● AIM: Copy out every record below exactly as written, but leave out any pictures.

-- begin RECORDS SUPPLIED --

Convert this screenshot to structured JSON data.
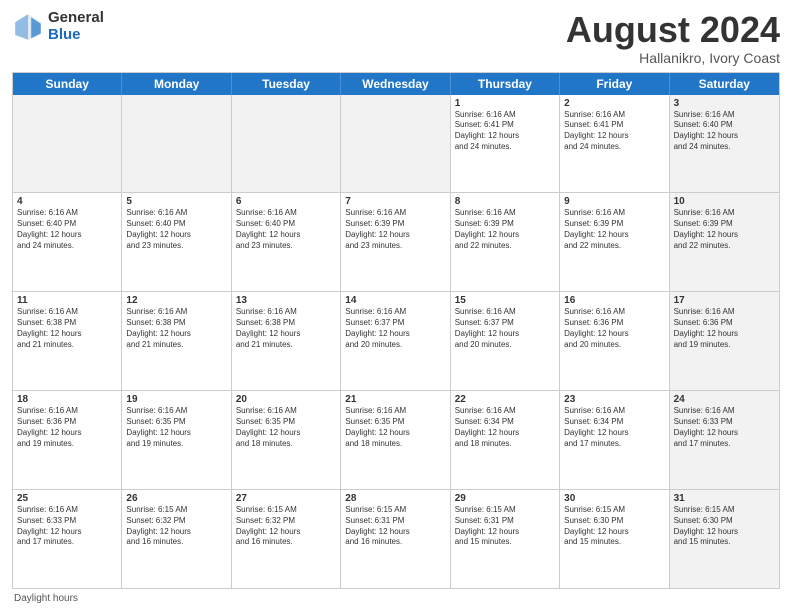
{
  "header": {
    "logo_general": "General",
    "logo_blue": "Blue",
    "title": "August 2024",
    "location": "Hallanikro, Ivory Coast"
  },
  "days": [
    "Sunday",
    "Monday",
    "Tuesday",
    "Wednesday",
    "Thursday",
    "Friday",
    "Saturday"
  ],
  "footer": {
    "note": "Daylight hours"
  },
  "weeks": [
    [
      {
        "day": "",
        "text": "",
        "shaded": true
      },
      {
        "day": "",
        "text": "",
        "shaded": true
      },
      {
        "day": "",
        "text": "",
        "shaded": true
      },
      {
        "day": "",
        "text": "",
        "shaded": true
      },
      {
        "day": "1",
        "text": "Sunrise: 6:16 AM\nSunset: 6:41 PM\nDaylight: 12 hours\nand 24 minutes.",
        "shaded": false
      },
      {
        "day": "2",
        "text": "Sunrise: 6:16 AM\nSunset: 6:41 PM\nDaylight: 12 hours\nand 24 minutes.",
        "shaded": false
      },
      {
        "day": "3",
        "text": "Sunrise: 6:16 AM\nSunset: 6:40 PM\nDaylight: 12 hours\nand 24 minutes.",
        "shaded": true
      }
    ],
    [
      {
        "day": "4",
        "text": "Sunrise: 6:16 AM\nSunset: 6:40 PM\nDaylight: 12 hours\nand 24 minutes.",
        "shaded": false
      },
      {
        "day": "5",
        "text": "Sunrise: 6:16 AM\nSunset: 6:40 PM\nDaylight: 12 hours\nand 23 minutes.",
        "shaded": false
      },
      {
        "day": "6",
        "text": "Sunrise: 6:16 AM\nSunset: 6:40 PM\nDaylight: 12 hours\nand 23 minutes.",
        "shaded": false
      },
      {
        "day": "7",
        "text": "Sunrise: 6:16 AM\nSunset: 6:39 PM\nDaylight: 12 hours\nand 23 minutes.",
        "shaded": false
      },
      {
        "day": "8",
        "text": "Sunrise: 6:16 AM\nSunset: 6:39 PM\nDaylight: 12 hours\nand 22 minutes.",
        "shaded": false
      },
      {
        "day": "9",
        "text": "Sunrise: 6:16 AM\nSunset: 6:39 PM\nDaylight: 12 hours\nand 22 minutes.",
        "shaded": false
      },
      {
        "day": "10",
        "text": "Sunrise: 6:16 AM\nSunset: 6:39 PM\nDaylight: 12 hours\nand 22 minutes.",
        "shaded": true
      }
    ],
    [
      {
        "day": "11",
        "text": "Sunrise: 6:16 AM\nSunset: 6:38 PM\nDaylight: 12 hours\nand 21 minutes.",
        "shaded": false
      },
      {
        "day": "12",
        "text": "Sunrise: 6:16 AM\nSunset: 6:38 PM\nDaylight: 12 hours\nand 21 minutes.",
        "shaded": false
      },
      {
        "day": "13",
        "text": "Sunrise: 6:16 AM\nSunset: 6:38 PM\nDaylight: 12 hours\nand 21 minutes.",
        "shaded": false
      },
      {
        "day": "14",
        "text": "Sunrise: 6:16 AM\nSunset: 6:37 PM\nDaylight: 12 hours\nand 20 minutes.",
        "shaded": false
      },
      {
        "day": "15",
        "text": "Sunrise: 6:16 AM\nSunset: 6:37 PM\nDaylight: 12 hours\nand 20 minutes.",
        "shaded": false
      },
      {
        "day": "16",
        "text": "Sunrise: 6:16 AM\nSunset: 6:36 PM\nDaylight: 12 hours\nand 20 minutes.",
        "shaded": false
      },
      {
        "day": "17",
        "text": "Sunrise: 6:16 AM\nSunset: 6:36 PM\nDaylight: 12 hours\nand 19 minutes.",
        "shaded": true
      }
    ],
    [
      {
        "day": "18",
        "text": "Sunrise: 6:16 AM\nSunset: 6:36 PM\nDaylight: 12 hours\nand 19 minutes.",
        "shaded": false
      },
      {
        "day": "19",
        "text": "Sunrise: 6:16 AM\nSunset: 6:35 PM\nDaylight: 12 hours\nand 19 minutes.",
        "shaded": false
      },
      {
        "day": "20",
        "text": "Sunrise: 6:16 AM\nSunset: 6:35 PM\nDaylight: 12 hours\nand 18 minutes.",
        "shaded": false
      },
      {
        "day": "21",
        "text": "Sunrise: 6:16 AM\nSunset: 6:35 PM\nDaylight: 12 hours\nand 18 minutes.",
        "shaded": false
      },
      {
        "day": "22",
        "text": "Sunrise: 6:16 AM\nSunset: 6:34 PM\nDaylight: 12 hours\nand 18 minutes.",
        "shaded": false
      },
      {
        "day": "23",
        "text": "Sunrise: 6:16 AM\nSunset: 6:34 PM\nDaylight: 12 hours\nand 17 minutes.",
        "shaded": false
      },
      {
        "day": "24",
        "text": "Sunrise: 6:16 AM\nSunset: 6:33 PM\nDaylight: 12 hours\nand 17 minutes.",
        "shaded": true
      }
    ],
    [
      {
        "day": "25",
        "text": "Sunrise: 6:16 AM\nSunset: 6:33 PM\nDaylight: 12 hours\nand 17 minutes.",
        "shaded": false
      },
      {
        "day": "26",
        "text": "Sunrise: 6:15 AM\nSunset: 6:32 PM\nDaylight: 12 hours\nand 16 minutes.",
        "shaded": false
      },
      {
        "day": "27",
        "text": "Sunrise: 6:15 AM\nSunset: 6:32 PM\nDaylight: 12 hours\nand 16 minutes.",
        "shaded": false
      },
      {
        "day": "28",
        "text": "Sunrise: 6:15 AM\nSunset: 6:31 PM\nDaylight: 12 hours\nand 16 minutes.",
        "shaded": false
      },
      {
        "day": "29",
        "text": "Sunrise: 6:15 AM\nSunset: 6:31 PM\nDaylight: 12 hours\nand 15 minutes.",
        "shaded": false
      },
      {
        "day": "30",
        "text": "Sunrise: 6:15 AM\nSunset: 6:30 PM\nDaylight: 12 hours\nand 15 minutes.",
        "shaded": false
      },
      {
        "day": "31",
        "text": "Sunrise: 6:15 AM\nSunset: 6:30 PM\nDaylight: 12 hours\nand 15 minutes.",
        "shaded": true
      }
    ]
  ]
}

-- end RECORDS SUPPLIED --

● RESPONSE TO THE TASK:
Convert this screenshot to structured JSON data.
{
  "header": {
    "logo_general": "General",
    "logo_blue": "Blue",
    "title": "August 2024",
    "location": "Hallanikro, Ivory Coast"
  },
  "days": [
    "Sunday",
    "Monday",
    "Tuesday",
    "Wednesday",
    "Thursday",
    "Friday",
    "Saturday"
  ],
  "footer": {
    "note": "Daylight hours"
  },
  "weeks": [
    [
      {
        "day": "",
        "text": "",
        "shaded": true
      },
      {
        "day": "",
        "text": "",
        "shaded": true
      },
      {
        "day": "",
        "text": "",
        "shaded": true
      },
      {
        "day": "",
        "text": "",
        "shaded": true
      },
      {
        "day": "1",
        "text": "Sunrise: 6:16 AM\nSunset: 6:41 PM\nDaylight: 12 hours\nand 24 minutes.",
        "shaded": false
      },
      {
        "day": "2",
        "text": "Sunrise: 6:16 AM\nSunset: 6:41 PM\nDaylight: 12 hours\nand 24 minutes.",
        "shaded": false
      },
      {
        "day": "3",
        "text": "Sunrise: 6:16 AM\nSunset: 6:40 PM\nDaylight: 12 hours\nand 24 minutes.",
        "shaded": true
      }
    ],
    [
      {
        "day": "4",
        "text": "Sunrise: 6:16 AM\nSunset: 6:40 PM\nDaylight: 12 hours\nand 24 minutes.",
        "shaded": false
      },
      {
        "day": "5",
        "text": "Sunrise: 6:16 AM\nSunset: 6:40 PM\nDaylight: 12 hours\nand 23 minutes.",
        "shaded": false
      },
      {
        "day": "6",
        "text": "Sunrise: 6:16 AM\nSunset: 6:40 PM\nDaylight: 12 hours\nand 23 minutes.",
        "shaded": false
      },
      {
        "day": "7",
        "text": "Sunrise: 6:16 AM\nSunset: 6:39 PM\nDaylight: 12 hours\nand 23 minutes.",
        "shaded": false
      },
      {
        "day": "8",
        "text": "Sunrise: 6:16 AM\nSunset: 6:39 PM\nDaylight: 12 hours\nand 22 minutes.",
        "shaded": false
      },
      {
        "day": "9",
        "text": "Sunrise: 6:16 AM\nSunset: 6:39 PM\nDaylight: 12 hours\nand 22 minutes.",
        "shaded": false
      },
      {
        "day": "10",
        "text": "Sunrise: 6:16 AM\nSunset: 6:39 PM\nDaylight: 12 hours\nand 22 minutes.",
        "shaded": true
      }
    ],
    [
      {
        "day": "11",
        "text": "Sunrise: 6:16 AM\nSunset: 6:38 PM\nDaylight: 12 hours\nand 21 minutes.",
        "shaded": false
      },
      {
        "day": "12",
        "text": "Sunrise: 6:16 AM\nSunset: 6:38 PM\nDaylight: 12 hours\nand 21 minutes.",
        "shaded": false
      },
      {
        "day": "13",
        "text": "Sunrise: 6:16 AM\nSunset: 6:38 PM\nDaylight: 12 hours\nand 21 minutes.",
        "shaded": false
      },
      {
        "day": "14",
        "text": "Sunrise: 6:16 AM\nSunset: 6:37 PM\nDaylight: 12 hours\nand 20 minutes.",
        "shaded": false
      },
      {
        "day": "15",
        "text": "Sunrise: 6:16 AM\nSunset: 6:37 PM\nDaylight: 12 hours\nand 20 minutes.",
        "shaded": false
      },
      {
        "day": "16",
        "text": "Sunrise: 6:16 AM\nSunset: 6:36 PM\nDaylight: 12 hours\nand 20 minutes.",
        "shaded": false
      },
      {
        "day": "17",
        "text": "Sunrise: 6:16 AM\nSunset: 6:36 PM\nDaylight: 12 hours\nand 19 minutes.",
        "shaded": true
      }
    ],
    [
      {
        "day": "18",
        "text": "Sunrise: 6:16 AM\nSunset: 6:36 PM\nDaylight: 12 hours\nand 19 minutes.",
        "shaded": false
      },
      {
        "day": "19",
        "text": "Sunrise: 6:16 AM\nSunset: 6:35 PM\nDaylight: 12 hours\nand 19 minutes.",
        "shaded": false
      },
      {
        "day": "20",
        "text": "Sunrise: 6:16 AM\nSunset: 6:35 PM\nDaylight: 12 hours\nand 18 minutes.",
        "shaded": false
      },
      {
        "day": "21",
        "text": "Sunrise: 6:16 AM\nSunset: 6:35 PM\nDaylight: 12 hours\nand 18 minutes.",
        "shaded": false
      },
      {
        "day": "22",
        "text": "Sunrise: 6:16 AM\nSunset: 6:34 PM\nDaylight: 12 hours\nand 18 minutes.",
        "shaded": false
      },
      {
        "day": "23",
        "text": "Sunrise: 6:16 AM\nSunset: 6:34 PM\nDaylight: 12 hours\nand 17 minutes.",
        "shaded": false
      },
      {
        "day": "24",
        "text": "Sunrise: 6:16 AM\nSunset: 6:33 PM\nDaylight: 12 hours\nand 17 minutes.",
        "shaded": true
      }
    ],
    [
      {
        "day": "25",
        "text": "Sunrise: 6:16 AM\nSunset: 6:33 PM\nDaylight: 12 hours\nand 17 minutes.",
        "shaded": false
      },
      {
        "day": "26",
        "text": "Sunrise: 6:15 AM\nSunset: 6:32 PM\nDaylight: 12 hours\nand 16 minutes.",
        "shaded": false
      },
      {
        "day": "27",
        "text": "Sunrise: 6:15 AM\nSunset: 6:32 PM\nDaylight: 12 hours\nand 16 minutes.",
        "shaded": false
      },
      {
        "day": "28",
        "text": "Sunrise: 6:15 AM\nSunset: 6:31 PM\nDaylight: 12 hours\nand 16 minutes.",
        "shaded": false
      },
      {
        "day": "29",
        "text": "Sunrise: 6:15 AM\nSunset: 6:31 PM\nDaylight: 12 hours\nand 15 minutes.",
        "shaded": false
      },
      {
        "day": "30",
        "text": "Sunrise: 6:15 AM\nSunset: 6:30 PM\nDaylight: 12 hours\nand 15 minutes.",
        "shaded": false
      },
      {
        "day": "31",
        "text": "Sunrise: 6:15 AM\nSunset: 6:30 PM\nDaylight: 12 hours\nand 15 minutes.",
        "shaded": true
      }
    ]
  ]
}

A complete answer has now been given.